PROBLEM. Exactly repeat the full listing that follows.
---------- PROVIDED DATA ----------
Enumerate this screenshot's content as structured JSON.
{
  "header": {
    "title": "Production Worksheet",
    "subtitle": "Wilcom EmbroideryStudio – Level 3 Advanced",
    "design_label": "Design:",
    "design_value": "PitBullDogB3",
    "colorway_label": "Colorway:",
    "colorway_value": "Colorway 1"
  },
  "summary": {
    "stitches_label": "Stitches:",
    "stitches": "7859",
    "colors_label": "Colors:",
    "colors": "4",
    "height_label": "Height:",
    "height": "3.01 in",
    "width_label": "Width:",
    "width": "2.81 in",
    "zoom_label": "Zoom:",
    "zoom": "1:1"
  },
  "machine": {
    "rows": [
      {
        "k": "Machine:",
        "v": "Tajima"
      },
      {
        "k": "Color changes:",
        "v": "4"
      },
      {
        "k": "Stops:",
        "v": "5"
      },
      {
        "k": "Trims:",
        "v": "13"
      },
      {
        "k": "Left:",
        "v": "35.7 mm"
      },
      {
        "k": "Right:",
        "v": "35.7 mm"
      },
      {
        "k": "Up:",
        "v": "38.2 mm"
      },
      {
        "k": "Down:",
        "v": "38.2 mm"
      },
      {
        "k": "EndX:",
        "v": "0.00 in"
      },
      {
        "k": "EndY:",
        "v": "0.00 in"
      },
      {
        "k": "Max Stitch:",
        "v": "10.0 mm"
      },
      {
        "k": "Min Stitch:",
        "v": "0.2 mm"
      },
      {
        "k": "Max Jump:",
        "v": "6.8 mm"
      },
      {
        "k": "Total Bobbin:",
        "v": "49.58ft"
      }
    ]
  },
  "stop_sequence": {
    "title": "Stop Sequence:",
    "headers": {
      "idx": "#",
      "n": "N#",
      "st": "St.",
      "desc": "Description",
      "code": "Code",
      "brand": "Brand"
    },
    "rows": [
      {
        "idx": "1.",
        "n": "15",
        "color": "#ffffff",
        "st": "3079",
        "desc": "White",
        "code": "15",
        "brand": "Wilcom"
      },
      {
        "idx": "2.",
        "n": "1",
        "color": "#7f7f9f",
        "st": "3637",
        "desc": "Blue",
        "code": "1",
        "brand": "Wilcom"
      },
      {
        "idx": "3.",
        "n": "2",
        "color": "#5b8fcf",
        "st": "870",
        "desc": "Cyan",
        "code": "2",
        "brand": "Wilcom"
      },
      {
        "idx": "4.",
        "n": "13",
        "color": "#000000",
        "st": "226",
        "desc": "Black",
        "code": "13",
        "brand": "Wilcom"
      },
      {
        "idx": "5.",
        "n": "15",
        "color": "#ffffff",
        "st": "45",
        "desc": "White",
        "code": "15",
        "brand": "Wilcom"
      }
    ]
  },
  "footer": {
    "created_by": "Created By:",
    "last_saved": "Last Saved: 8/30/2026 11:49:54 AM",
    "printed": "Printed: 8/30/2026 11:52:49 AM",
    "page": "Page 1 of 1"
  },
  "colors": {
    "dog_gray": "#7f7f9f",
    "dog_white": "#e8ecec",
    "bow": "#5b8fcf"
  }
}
----------
OUTPUT OF THE TASK.
Enumerate this screenshot's content as structured JSON.
{
  "header": {
    "title": "Production Worksheet",
    "subtitle": "Wilcom EmbroideryStudio – Level 3 Advanced",
    "design_label": "Design:",
    "design_value": "PitBullDogB3",
    "colorway_label": "Colorway:",
    "colorway_value": "Colorway 1"
  },
  "summary": {
    "stitches_label": "Stitches:",
    "stitches": "7859",
    "colors_label": "Colors:",
    "colors": "4",
    "height_label": "Height:",
    "height": "3.01 in",
    "width_label": "Width:",
    "width": "2.81 in",
    "zoom_label": "Zoom:",
    "zoom": "1:1"
  },
  "machine": {
    "rows": [
      {
        "k": "Machine:",
        "v": "Tajima"
      },
      {
        "k": "Color changes:",
        "v": "4"
      },
      {
        "k": "Stops:",
        "v": "5"
      },
      {
        "k": "Trims:",
        "v": "13"
      },
      {
        "k": "Left:",
        "v": "35.7 mm"
      },
      {
        "k": "Right:",
        "v": "35.7 mm"
      },
      {
        "k": "Up:",
        "v": "38.2 mm"
      },
      {
        "k": "Down:",
        "v": "38.2 mm"
      },
      {
        "k": "EndX:",
        "v": "0.00 in"
      },
      {
        "k": "EndY:",
        "v": "0.00 in"
      },
      {
        "k": "Max Stitch:",
        "v": "10.0 mm"
      },
      {
        "k": "Min Stitch:",
        "v": "0.2 mm"
      },
      {
        "k": "Max Jump:",
        "v": "6.8 mm"
      },
      {
        "k": "Total Bobbin:",
        "v": "49.58ft"
      }
    ]
  },
  "stop_sequence": {
    "title": "Stop Sequence:",
    "headers": {
      "idx": "#",
      "n": "N#",
      "st": "St.",
      "desc": "Description",
      "code": "Code",
      "brand": "Brand"
    },
    "rows": [
      {
        "idx": "1.",
        "n": "15",
        "color": "#ffffff",
        "st": "3079",
        "desc": "White",
        "code": "15",
        "brand": "Wilcom"
      },
      {
        "idx": "2.",
        "n": "1",
        "color": "#7f7f9f",
        "st": "3637",
        "desc": "Blue",
        "code": "1",
        "brand": "Wilcom"
      },
      {
        "idx": "3.",
        "n": "2",
        "color": "#5b8fcf",
        "st": "870",
        "desc": "Cyan",
        "code": "2",
        "brand": "Wilcom"
      },
      {
        "idx": "4.",
        "n": "13",
        "color": "#000000",
        "st": "226",
        "desc": "Black",
        "code": "13",
        "brand": "Wilcom"
      },
      {
        "idx": "5.",
        "n": "15",
        "color": "#ffffff",
        "st": "45",
        "desc": "White",
        "code": "15",
        "brand": "Wilcom"
      }
    ]
  },
  "footer": {
    "created_by": "Created By:",
    "last_saved": "Last Saved: 8/30/2026 11:49:54 AM",
    "printed": "Printed: 8/30/2026 11:52:49 AM",
    "page": "Page 1 of 1"
  },
  "colors": {
    "dog_gray": "#7f7f9f",
    "dog_white": "#e8ecec",
    "bow": "#5b8fcf"
  }
}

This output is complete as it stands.